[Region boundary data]
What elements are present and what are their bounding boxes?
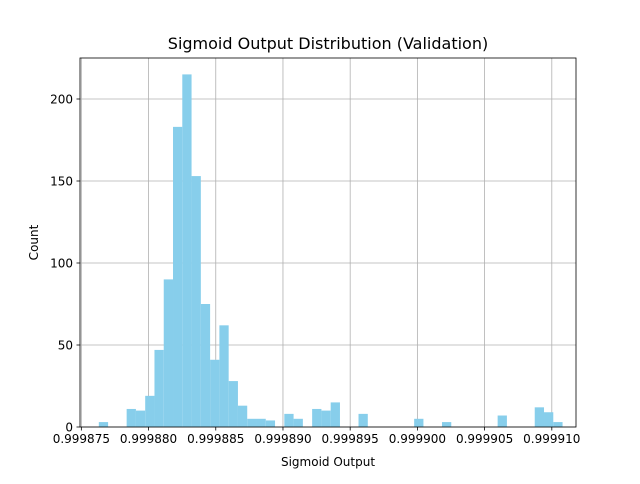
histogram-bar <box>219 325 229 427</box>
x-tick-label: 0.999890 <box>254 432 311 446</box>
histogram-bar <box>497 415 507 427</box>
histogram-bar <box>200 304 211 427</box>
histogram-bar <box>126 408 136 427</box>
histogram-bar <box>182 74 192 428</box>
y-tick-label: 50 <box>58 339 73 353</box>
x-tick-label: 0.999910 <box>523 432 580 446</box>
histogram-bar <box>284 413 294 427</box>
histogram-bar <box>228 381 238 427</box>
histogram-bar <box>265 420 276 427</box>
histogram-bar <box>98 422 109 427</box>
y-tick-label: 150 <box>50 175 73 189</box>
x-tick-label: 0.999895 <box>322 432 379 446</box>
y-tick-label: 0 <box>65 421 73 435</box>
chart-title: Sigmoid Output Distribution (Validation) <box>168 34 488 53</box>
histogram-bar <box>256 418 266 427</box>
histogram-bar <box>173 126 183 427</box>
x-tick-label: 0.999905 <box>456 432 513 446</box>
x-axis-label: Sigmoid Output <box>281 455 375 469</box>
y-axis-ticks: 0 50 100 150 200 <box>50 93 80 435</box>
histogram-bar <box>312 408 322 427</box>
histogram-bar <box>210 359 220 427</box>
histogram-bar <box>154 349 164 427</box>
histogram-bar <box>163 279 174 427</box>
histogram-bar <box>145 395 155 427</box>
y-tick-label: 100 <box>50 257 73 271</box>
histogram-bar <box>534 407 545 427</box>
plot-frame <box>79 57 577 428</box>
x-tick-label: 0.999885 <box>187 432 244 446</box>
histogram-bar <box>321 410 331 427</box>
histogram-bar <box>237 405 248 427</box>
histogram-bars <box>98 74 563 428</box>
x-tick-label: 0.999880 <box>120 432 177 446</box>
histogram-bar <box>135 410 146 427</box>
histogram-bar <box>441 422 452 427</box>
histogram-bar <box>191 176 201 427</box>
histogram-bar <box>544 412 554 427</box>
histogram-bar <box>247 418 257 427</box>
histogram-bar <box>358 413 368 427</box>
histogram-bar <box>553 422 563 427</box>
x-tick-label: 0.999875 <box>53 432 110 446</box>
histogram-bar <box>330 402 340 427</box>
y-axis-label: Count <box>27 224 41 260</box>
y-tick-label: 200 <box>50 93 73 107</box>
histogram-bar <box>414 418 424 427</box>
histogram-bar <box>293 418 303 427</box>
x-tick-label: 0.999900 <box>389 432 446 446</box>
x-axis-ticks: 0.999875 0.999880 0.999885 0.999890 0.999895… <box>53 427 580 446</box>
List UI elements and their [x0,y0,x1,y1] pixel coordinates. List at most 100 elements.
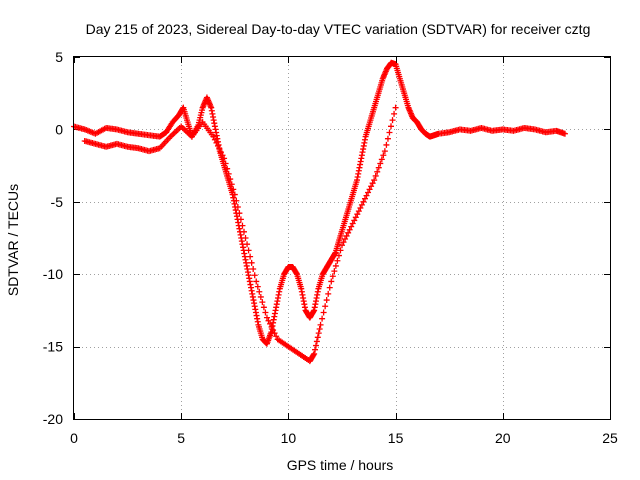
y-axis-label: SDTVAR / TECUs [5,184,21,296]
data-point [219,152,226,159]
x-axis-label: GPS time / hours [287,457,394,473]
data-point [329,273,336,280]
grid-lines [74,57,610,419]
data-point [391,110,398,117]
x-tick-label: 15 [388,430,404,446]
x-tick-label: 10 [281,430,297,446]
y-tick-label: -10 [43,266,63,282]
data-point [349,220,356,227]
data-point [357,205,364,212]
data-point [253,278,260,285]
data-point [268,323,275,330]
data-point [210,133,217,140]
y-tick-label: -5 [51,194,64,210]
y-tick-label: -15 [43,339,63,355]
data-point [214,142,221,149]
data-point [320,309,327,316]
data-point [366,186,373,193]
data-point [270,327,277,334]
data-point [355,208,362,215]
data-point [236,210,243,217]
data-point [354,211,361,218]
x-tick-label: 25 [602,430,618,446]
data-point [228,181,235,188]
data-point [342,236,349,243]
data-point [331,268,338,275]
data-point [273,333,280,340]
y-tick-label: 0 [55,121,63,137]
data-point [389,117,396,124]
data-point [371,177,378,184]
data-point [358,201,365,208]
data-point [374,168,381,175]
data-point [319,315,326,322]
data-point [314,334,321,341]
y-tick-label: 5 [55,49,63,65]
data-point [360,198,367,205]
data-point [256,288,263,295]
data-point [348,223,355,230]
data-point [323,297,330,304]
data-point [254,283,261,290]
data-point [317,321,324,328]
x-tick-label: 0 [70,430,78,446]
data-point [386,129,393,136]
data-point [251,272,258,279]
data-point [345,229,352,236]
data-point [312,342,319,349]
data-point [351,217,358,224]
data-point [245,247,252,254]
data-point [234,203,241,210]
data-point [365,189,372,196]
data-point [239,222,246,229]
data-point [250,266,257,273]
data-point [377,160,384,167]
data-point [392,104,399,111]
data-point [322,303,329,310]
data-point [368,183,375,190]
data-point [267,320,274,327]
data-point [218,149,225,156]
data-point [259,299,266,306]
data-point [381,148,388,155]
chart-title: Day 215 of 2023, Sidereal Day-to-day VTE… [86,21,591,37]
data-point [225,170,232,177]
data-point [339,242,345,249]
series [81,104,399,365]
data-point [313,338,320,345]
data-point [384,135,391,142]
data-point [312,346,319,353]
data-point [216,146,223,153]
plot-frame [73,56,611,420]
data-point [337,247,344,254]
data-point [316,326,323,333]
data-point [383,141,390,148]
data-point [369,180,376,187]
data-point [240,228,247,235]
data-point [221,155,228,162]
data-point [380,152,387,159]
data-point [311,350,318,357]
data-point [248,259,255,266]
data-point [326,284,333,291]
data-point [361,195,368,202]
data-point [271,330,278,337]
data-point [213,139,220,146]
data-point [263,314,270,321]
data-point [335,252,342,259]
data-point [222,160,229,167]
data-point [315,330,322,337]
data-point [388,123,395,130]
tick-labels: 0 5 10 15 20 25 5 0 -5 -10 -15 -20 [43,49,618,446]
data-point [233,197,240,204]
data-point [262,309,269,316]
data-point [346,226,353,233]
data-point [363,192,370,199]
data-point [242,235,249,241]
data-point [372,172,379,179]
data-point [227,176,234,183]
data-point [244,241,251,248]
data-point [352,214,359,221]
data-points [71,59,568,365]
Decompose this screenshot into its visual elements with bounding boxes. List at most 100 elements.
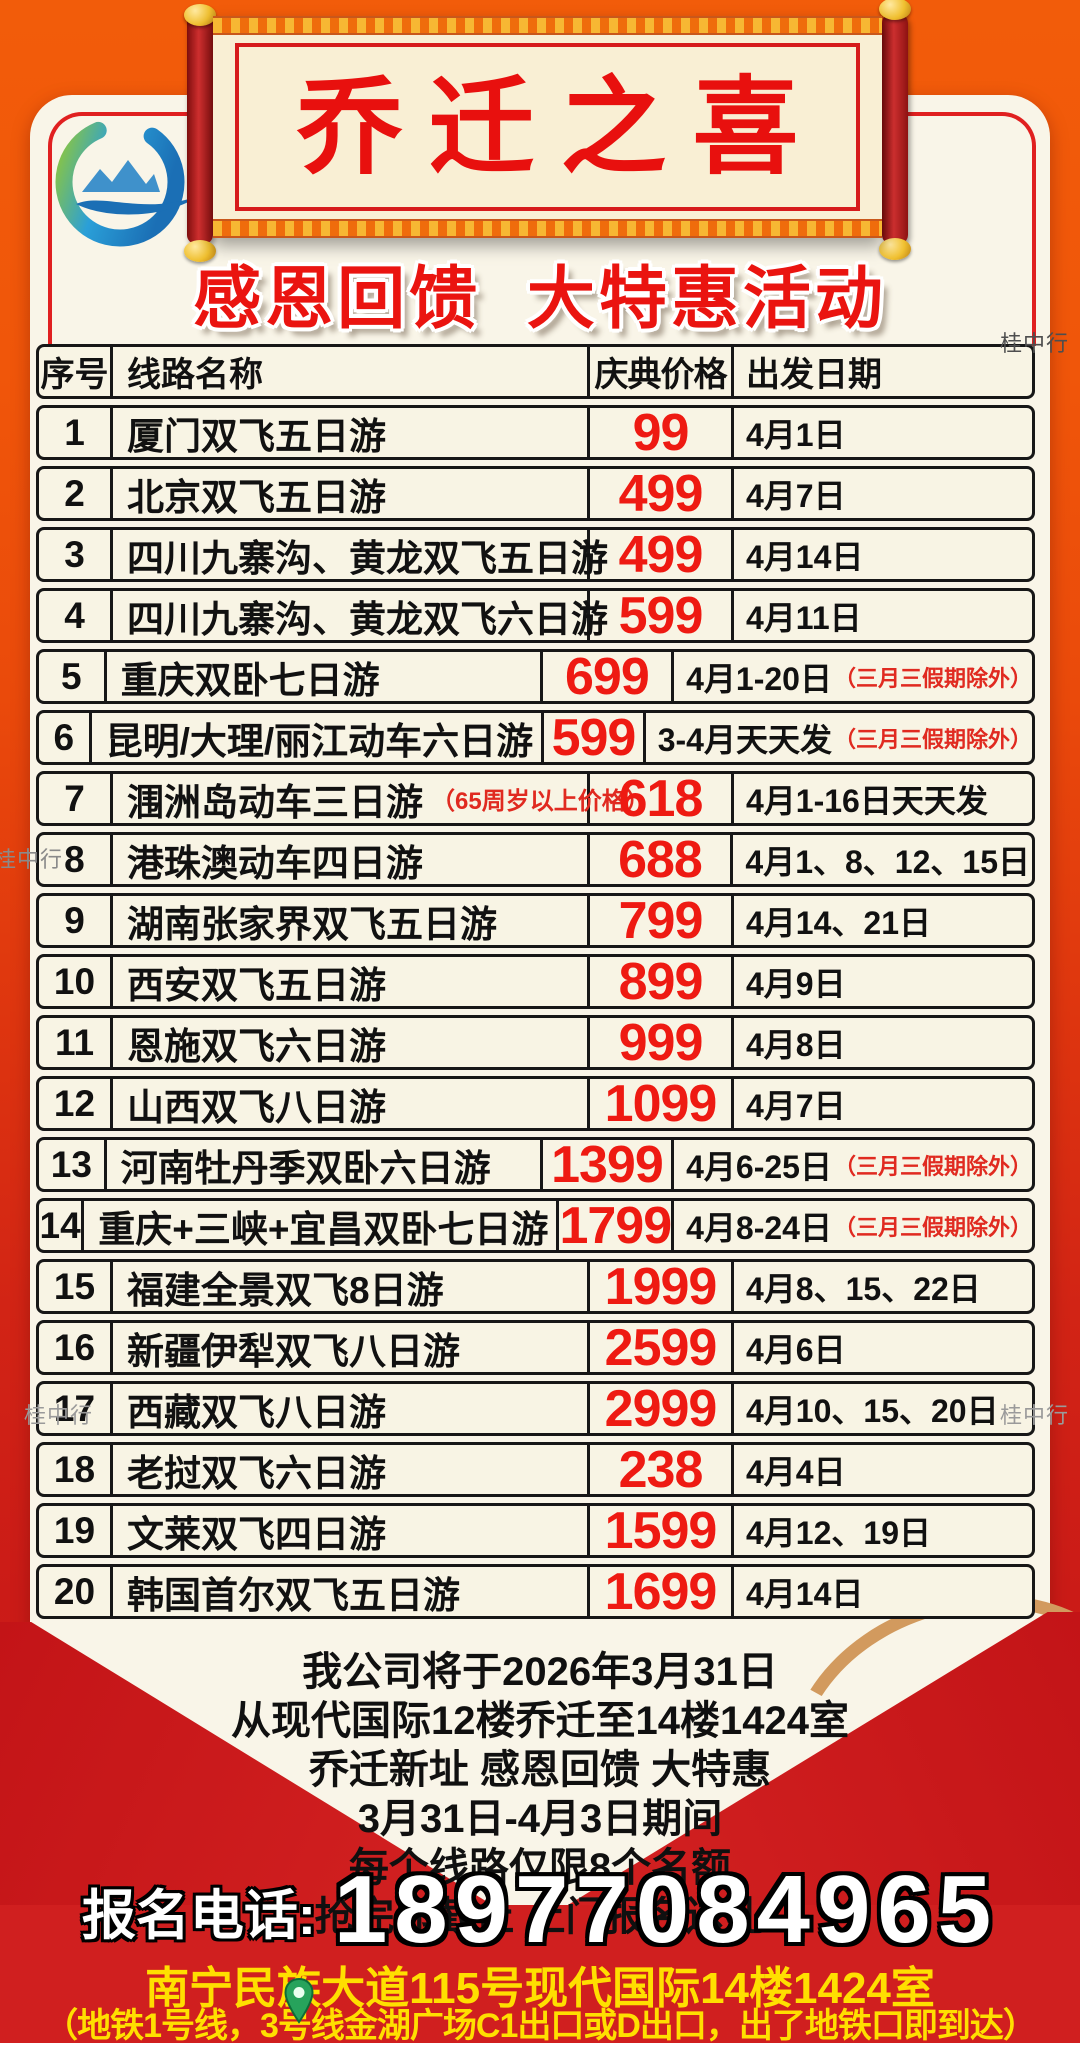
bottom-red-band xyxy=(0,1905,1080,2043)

## Given request
Rewrite all of the entries with every instance of "x-tick-label" changed to "x-axis-tick-label" and nothing else altered. Leave out the pictures.

## Completed exercise
What elements are present and what are their bounding boxes?
histogram-bar <box>219 325 229 427</box>
x-axis-tick-label: 0.999890 <box>254 432 311 446</box>
histogram-bar <box>497 415 507 427</box>
histogram-bar <box>200 304 211 427</box>
histogram-bar <box>126 408 136 427</box>
histogram-bar <box>182 74 192 428</box>
y-tick-label: 50 <box>58 339 73 353</box>
x-axis-tick-label: 0.999910 <box>523 432 580 446</box>
histogram-bar <box>284 413 294 427</box>
histogram-bar <box>228 381 238 427</box>
histogram-bar <box>265 420 276 427</box>
histogram-bar <box>98 422 109 427</box>
y-tick-label: 150 <box>50 175 73 189</box>
x-axis-tick-label: 0.999895 <box>322 432 379 446</box>
y-tick-label: 0 <box>65 421 73 435</box>
chart-title: Sigmoid Output Distribution (Validation) <box>168 34 488 53</box>
histogram-bar <box>256 418 266 427</box>
histogram-bar <box>173 126 183 427</box>
x-axis-tick-label: 0.999905 <box>456 432 513 446</box>
x-axis-label: Sigmoid Output <box>281 455 375 469</box>
y-axis-ticks: 0 50 100 150 200 <box>50 93 80 435</box>
histogram-bar <box>312 408 322 427</box>
histogram-bar <box>210 359 220 427</box>
histogram-bar <box>154 349 164 427</box>
histogram-bar <box>163 279 174 427</box>
histogram-bar <box>145 395 155 427</box>
y-tick-label: 100 <box>50 257 73 271</box>
histogram-bar <box>534 407 545 427</box>
plot-frame <box>79 57 577 428</box>
x-axis-tick-label: 0.999885 <box>187 432 244 446</box>
histogram-bar <box>321 410 331 427</box>
histogram-bar <box>237 405 248 427</box>
histogram-bars <box>98 74 563 428</box>
x-axis-tick-label: 0.999880 <box>120 432 177 446</box>
histogram-bar <box>135 410 146 427</box>
histogram-bar <box>441 422 452 427</box>
histogram-bar <box>191 176 201 427</box>
histogram-bar <box>544 412 554 427</box>
histogram-bar <box>247 418 257 427</box>
histogram-bar <box>358 413 368 427</box>
histogram-bar <box>553 422 563 427</box>
x-axis-tick-label: 0.999875 <box>53 432 110 446</box>
histogram-bar <box>330 402 340 427</box>
y-axis-label: Count <box>27 224 41 260</box>
y-tick-label: 200 <box>50 93 73 107</box>
histogram-bar <box>414 418 424 427</box>
histogram-bar <box>293 418 303 427</box>
x-axis-tick-label: 0.999900 <box>389 432 446 446</box>
x-axis-ticks: 0.999875 0.999880 0.999885 0.999890 0.999895… <box>53 427 580 446</box>
List UI elements and their [x0,y0,x1,y1] pixel coordinates. List at most 100 elements.
y-axis-label: SDTVAR / TECUs [5,184,21,296]
data-point [219,152,226,159]
x-axis-label: GPS time / hours [287,457,394,473]
data-point [329,273,336,280]
grid-lines [74,57,610,419]
data-point [391,110,398,117]
x-axis-tick-label: 15 [388,430,404,446]
x-axis-tick-label: 10 [281,430,297,446]
y-tick-label: -10 [43,266,63,282]
data-point [349,220,356,227]
data-point [357,205,364,212]
data-point [253,278,260,285]
data-point [268,323,275,330]
data-point [210,133,217,140]
y-tick-label: -5 [51,194,64,210]
y-tick-label: -15 [43,339,63,355]
data-point [214,142,221,149]
data-point [320,309,327,316]
data-point [366,186,373,193]
data-point [270,327,277,334]
data-point [355,208,362,215]
data-point [236,210,243,217]
data-point [354,211,361,218]
x-axis-tick-label: 25 [602,430,618,446]
data-point [228,181,235,188]
data-point [342,236,349,243]
data-point [331,268,338,275]
data-point [273,333,280,340]
y-tick-label: 0 [55,121,63,137]
data-point [389,117,396,124]
data-point [371,177,378,184]
data-point [358,201,365,208]
data-point [374,168,381,175]
data-point [319,315,326,322]
data-point [314,334,321,341]
y-tick-label: 5 [55,49,63,65]
data-point [360,198,367,205]
data-point [256,288,263,295]
data-point [348,223,355,230]
data-point [323,297,330,304]
data-point [254,283,261,290]
data-point [317,321,324,328]
x-axis-tick-label: 0 [70,430,78,446]
data-point [386,129,393,136]
data-point [251,272,258,279]
data-point [345,229,352,236]
data-point [312,342,319,349]
data-point [351,217,358,224]
data-point [245,247,252,254]
data-point [234,203,241,210]
data-point [365,189,372,196]
data-point [239,222,246,229]
data-point [250,266,257,273]
data-point [377,160,384,167]
data-point [392,104,399,111]
data-point [322,303,329,310]
data-point [368,183,375,190]
data-point [267,320,274,327]
data-point [218,149,225,156]
data-point [259,299,266,306]
data-point [381,148,388,155]
chart-title: Day 215 of 2023, Sidereal Day-to-day VTE… [86,21,591,37]
data-point [225,170,232,177]
data-point [339,242,345,249]
series [81,104,399,365]
data-point [313,338,320,345]
data-point [384,135,391,142]
data-point [312,346,319,353]
data-point [216,146,223,153]
plot-frame [73,56,611,420]
data-point [337,247,344,254]
data-point [316,326,323,333]
data-point [383,141,390,148]
data-point [369,180,376,187]
data-point [240,228,247,235]
data-point [221,155,228,162]
data-point [380,152,387,159]
data-point [311,350,318,357]
data-point [248,259,255,266]
data-point [326,284,333,291]
data-point [361,195,368,202]
data-point [271,330,278,337]
data-point [213,139,220,146]
data-point [263,314,270,321]
data-point [335,252,342,259]
data-point [222,160,229,167]
data-point [315,330,322,337]
data-point [388,123,395,130]
tick-labels: 0 5 10 15 20 25 5 0 -5 -10 -15 -20 [43,49,618,446]
data-point [233,197,240,204]
data-point [262,309,269,316]
data-point [346,226,353,233]
data-point [363,192,370,199]
data-point [242,235,249,241]
data-point [372,172,379,179]
data-point [227,176,234,183]
data-point [244,241,251,248]
data-point [352,214,359,221]
data-points [71,59,568,365]
Decompose this screenshot into its visual elements with bounding boxes. List at most 100 elements.
bottom-red-band xyxy=(0,1905,1080,2043)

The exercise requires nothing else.